* [Directions] All the records that follow need to be reproduced exactly. Omit the images.
··· Information shown
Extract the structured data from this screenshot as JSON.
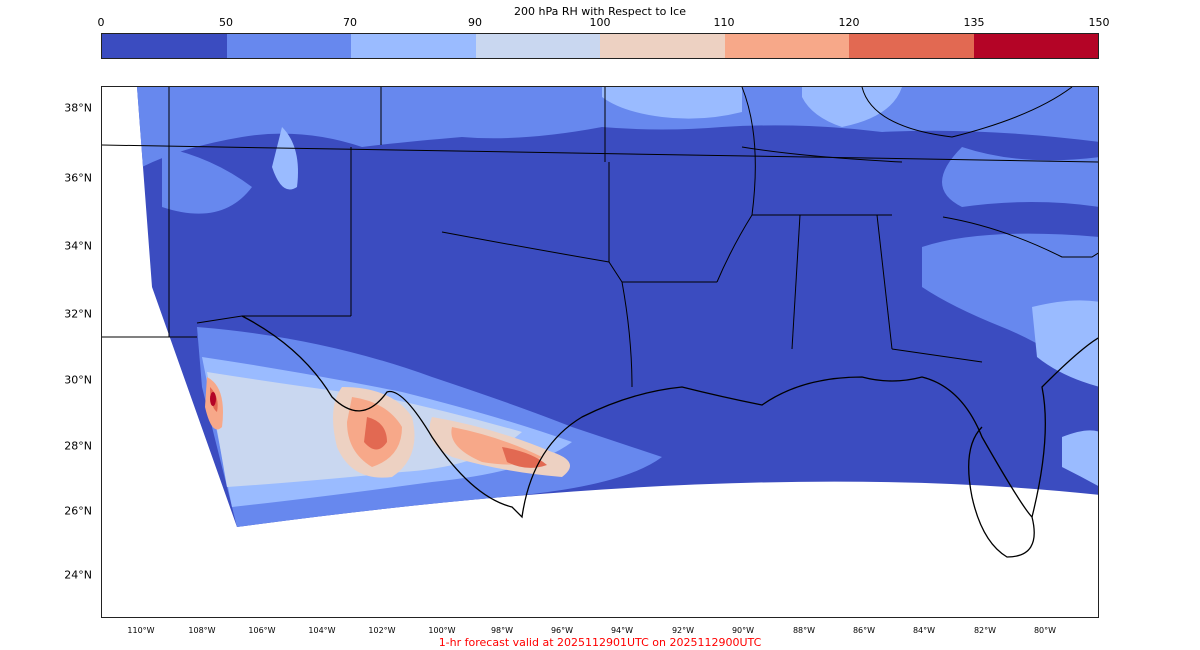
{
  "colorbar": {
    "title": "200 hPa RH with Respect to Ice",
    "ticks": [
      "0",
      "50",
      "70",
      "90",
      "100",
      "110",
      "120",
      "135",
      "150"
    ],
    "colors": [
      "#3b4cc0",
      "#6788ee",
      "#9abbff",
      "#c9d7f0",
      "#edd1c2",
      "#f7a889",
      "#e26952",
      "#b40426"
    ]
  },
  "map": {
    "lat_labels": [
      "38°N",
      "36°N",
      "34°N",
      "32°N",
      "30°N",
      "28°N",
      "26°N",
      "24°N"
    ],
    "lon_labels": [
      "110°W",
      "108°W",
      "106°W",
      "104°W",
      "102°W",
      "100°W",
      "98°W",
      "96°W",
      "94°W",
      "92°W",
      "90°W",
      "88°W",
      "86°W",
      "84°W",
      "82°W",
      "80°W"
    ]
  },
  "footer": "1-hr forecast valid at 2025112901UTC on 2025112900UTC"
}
······
* [Exercise output]
Extract the structured data from this screenshot as JSON.
{
  "colorbar": {
    "title": "200 hPa RH with Respect to Ice",
    "ticks": [
      "0",
      "50",
      "70",
      "90",
      "100",
      "110",
      "120",
      "135",
      "150"
    ],
    "colors": [
      "#3b4cc0",
      "#6788ee",
      "#9abbff",
      "#c9d7f0",
      "#edd1c2",
      "#f7a889",
      "#e26952",
      "#b40426"
    ]
  },
  "map": {
    "lat_labels": [
      "38°N",
      "36°N",
      "34°N",
      "32°N",
      "30°N",
      "28°N",
      "26°N",
      "24°N"
    ],
    "lon_labels": [
      "110°W",
      "108°W",
      "106°W",
      "104°W",
      "102°W",
      "100°W",
      "98°W",
      "96°W",
      "94°W",
      "92°W",
      "90°W",
      "88°W",
      "86°W",
      "84°W",
      "82°W",
      "80°W"
    ]
  },
  "footer": "1-hr forecast valid at 2025112901UTC on 2025112900UTC"
}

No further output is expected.